Written request -
Would you retype all of these records exactly?

>> begin Data supplied

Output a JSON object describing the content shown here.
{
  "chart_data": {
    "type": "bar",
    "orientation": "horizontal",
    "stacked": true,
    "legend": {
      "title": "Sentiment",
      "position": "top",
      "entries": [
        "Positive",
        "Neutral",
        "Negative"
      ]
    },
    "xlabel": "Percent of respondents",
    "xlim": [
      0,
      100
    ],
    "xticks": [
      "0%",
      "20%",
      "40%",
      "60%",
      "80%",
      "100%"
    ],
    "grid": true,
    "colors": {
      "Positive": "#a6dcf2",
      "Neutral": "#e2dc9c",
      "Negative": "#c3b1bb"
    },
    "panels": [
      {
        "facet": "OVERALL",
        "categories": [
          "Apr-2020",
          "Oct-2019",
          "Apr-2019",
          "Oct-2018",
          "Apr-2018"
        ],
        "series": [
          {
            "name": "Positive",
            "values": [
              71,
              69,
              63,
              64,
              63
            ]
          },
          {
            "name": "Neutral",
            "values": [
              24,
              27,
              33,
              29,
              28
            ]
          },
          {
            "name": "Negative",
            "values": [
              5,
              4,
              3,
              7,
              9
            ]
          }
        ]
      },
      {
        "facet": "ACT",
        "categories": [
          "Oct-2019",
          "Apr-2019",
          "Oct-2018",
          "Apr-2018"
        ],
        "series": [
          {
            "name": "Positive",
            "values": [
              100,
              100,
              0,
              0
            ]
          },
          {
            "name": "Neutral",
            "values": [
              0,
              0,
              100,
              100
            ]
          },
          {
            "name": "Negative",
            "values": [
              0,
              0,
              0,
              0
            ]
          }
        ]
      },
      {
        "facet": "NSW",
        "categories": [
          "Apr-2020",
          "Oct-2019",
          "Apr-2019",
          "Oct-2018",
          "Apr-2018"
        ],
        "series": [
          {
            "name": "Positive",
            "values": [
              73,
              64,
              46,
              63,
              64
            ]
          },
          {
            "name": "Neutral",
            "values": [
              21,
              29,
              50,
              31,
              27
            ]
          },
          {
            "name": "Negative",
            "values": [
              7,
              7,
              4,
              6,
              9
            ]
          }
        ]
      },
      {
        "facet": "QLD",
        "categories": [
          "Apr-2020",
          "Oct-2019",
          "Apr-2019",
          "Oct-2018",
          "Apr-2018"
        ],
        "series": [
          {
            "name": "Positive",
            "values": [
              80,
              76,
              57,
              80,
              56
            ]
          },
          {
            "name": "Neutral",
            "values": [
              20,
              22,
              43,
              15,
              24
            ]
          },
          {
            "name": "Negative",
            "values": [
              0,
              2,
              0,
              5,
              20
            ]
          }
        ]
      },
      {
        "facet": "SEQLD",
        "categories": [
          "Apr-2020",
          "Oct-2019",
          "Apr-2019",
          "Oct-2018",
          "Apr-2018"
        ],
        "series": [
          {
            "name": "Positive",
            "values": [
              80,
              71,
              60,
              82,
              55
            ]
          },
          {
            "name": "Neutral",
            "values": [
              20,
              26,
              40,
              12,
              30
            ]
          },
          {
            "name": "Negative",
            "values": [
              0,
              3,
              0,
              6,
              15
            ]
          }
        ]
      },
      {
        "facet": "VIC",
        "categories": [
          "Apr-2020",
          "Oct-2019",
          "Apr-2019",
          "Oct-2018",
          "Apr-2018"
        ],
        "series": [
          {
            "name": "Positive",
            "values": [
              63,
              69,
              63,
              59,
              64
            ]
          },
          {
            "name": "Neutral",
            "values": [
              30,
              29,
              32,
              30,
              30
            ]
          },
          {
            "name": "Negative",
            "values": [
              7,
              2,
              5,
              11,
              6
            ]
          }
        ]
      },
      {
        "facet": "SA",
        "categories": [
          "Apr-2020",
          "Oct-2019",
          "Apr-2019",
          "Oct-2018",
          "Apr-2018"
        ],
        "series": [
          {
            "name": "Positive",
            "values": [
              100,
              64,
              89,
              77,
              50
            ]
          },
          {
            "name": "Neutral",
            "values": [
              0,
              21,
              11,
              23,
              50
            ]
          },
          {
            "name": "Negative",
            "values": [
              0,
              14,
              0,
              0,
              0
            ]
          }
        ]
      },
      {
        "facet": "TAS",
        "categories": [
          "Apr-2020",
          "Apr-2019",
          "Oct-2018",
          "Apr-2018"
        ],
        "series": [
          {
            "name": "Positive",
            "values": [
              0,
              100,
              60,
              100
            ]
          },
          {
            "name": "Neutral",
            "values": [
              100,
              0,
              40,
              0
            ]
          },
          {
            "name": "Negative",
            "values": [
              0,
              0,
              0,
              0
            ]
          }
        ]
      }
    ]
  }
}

>> end Data supplied

Answer to the exercise -
Output a JSON object describing the content shown here.
{
  "chart_data": {
    "type": "bar",
    "orientation": "horizontal",
    "stacked": true,
    "legend": {
      "title": "Sentiment",
      "position": "top",
      "entries": [
        "Positive",
        "Neutral",
        "Negative"
      ]
    },
    "xlabel": "Percent of respondents",
    "xlim": [
      0,
      100
    ],
    "xticks": [
      "0%",
      "20%",
      "40%",
      "60%",
      "80%",
      "100%"
    ],
    "grid": true,
    "colors": {
      "Positive": "#a6dcf2",
      "Neutral": "#e2dc9c",
      "Negative": "#c3b1bb"
    },
    "panels": [
      {
        "facet": "OVERALL",
        "categories": [
          "Apr-2020",
          "Oct-2019",
          "Apr-2019",
          "Oct-2018",
          "Apr-2018"
        ],
        "series": [
          {
            "name": "Positive",
            "values": [
              71,
              69,
              63,
              64,
              63
            ]
          },
          {
            "name": "Neutral",
            "values": [
              24,
              27,
              33,
              29,
              28
            ]
          },
          {
            "name": "Negative",
            "values": [
              5,
              4,
              3,
              7,
              9
            ]
          }
        ]
      },
      {
        "facet": "ACT",
        "categories": [
          "Oct-2019",
          "Apr-2019",
          "Oct-2018",
          "Apr-2018"
        ],
        "series": [
          {
            "name": "Positive",
            "values": [
              100,
              100,
              0,
              0
            ]
          },
          {
            "name": "Neutral",
            "values": [
              0,
              0,
              100,
              100
            ]
          },
          {
            "name": "Negative",
            "values": [
              0,
              0,
              0,
              0
            ]
          }
        ]
      },
      {
        "facet": "NSW",
        "categories": [
          "Apr-2020",
          "Oct-2019",
          "Apr-2019",
          "Oct-2018",
          "Apr-2018"
        ],
        "series": [
          {
            "name": "Positive",
            "values": [
              73,
              64,
              46,
              63,
              64
            ]
          },
          {
            "name": "Neutral",
            "values": [
              21,
              29,
              50,
              31,
              27
            ]
          },
          {
            "name": "Negative",
            "values": [
              7,
              7,
              4,
              6,
              9
            ]
          }
        ]
      },
      {
        "facet": "QLD",
        "categories": [
          "Apr-2020",
          "Oct-2019",
          "Apr-2019",
          "Oct-2018",
          "Apr-2018"
        ],
        "series": [
          {
            "name": "Positive",
            "values": [
              80,
              76,
              57,
              80,
              56
            ]
          },
          {
            "name": "Neutral",
            "values": [
              20,
              22,
              43,
              15,
              24
            ]
          },
          {
            "name": "Negative",
            "values": [
              0,
              2,
              0,
              5,
              20
            ]
          }
        ]
      },
      {
        "facet": "SEQLD",
        "categories": [
          "Apr-2020",
          "Oct-2019",
          "Apr-2019",
          "Oct-2018",
          "Apr-2018"
        ],
        "series": [
          {
            "name": "Positive",
            "values": [
              80,
              71,
              60,
              82,
              55
            ]
          },
          {
            "name": "Neutral",
            "values": [
              20,
              26,
              40,
              12,
              30
            ]
          },
          {
            "name": "Negative",
            "values": [
              0,
              3,
              0,
              6,
              15
            ]
          }
        ]
      },
      {
        "facet": "VIC",
        "categories": [
          "Apr-2020",
          "Oct-2019",
          "Apr-2019",
          "Oct-2018",
          "Apr-2018"
        ],
        "series": [
          {
            "name": "Positive",
            "values": [
              63,
              69,
              63,
              59,
              64
            ]
          },
          {
            "name": "Neutral",
            "values": [
              30,
              29,
              32,
              30,
              30
            ]
          },
          {
            "name": "Negative",
            "values": [
              7,
              2,
              5,
              11,
              6
            ]
          }
        ]
      },
      {
        "facet": "SA",
        "categories": [
          "Apr-2020",
          "Oct-2019",
          "Apr-2019",
          "Oct-2018",
          "Apr-2018"
        ],
        "series": [
          {
            "name": "Positive",
            "values": [
              100,
              64,
              89,
              77,
              50
            ]
          },
          {
            "name": "Neutral",
            "values": [
              0,
              21,
              11,
              23,
              50
            ]
          },
          {
            "name": "Negative",
            "values": [
              0,
              14,
              0,
              0,
              0
            ]
          }
        ]
      },
      {
        "facet": "TAS",
        "categories": [
          "Apr-2020",
          "Apr-2019",
          "Oct-2018",
          "Apr-2018"
        ],
        "series": [
          {
            "name": "Positive",
            "values": [
              0,
              100,
              60,
              100
            ]
          },
          {
            "name": "Neutral",
            "values": [
              100,
              0,
              40,
              0
            ]
          },
          {
            "name": "Negative",
            "values": [
              0,
              0,
              0,
              0
            ]
          }
        ]
      }
    ]
  }
}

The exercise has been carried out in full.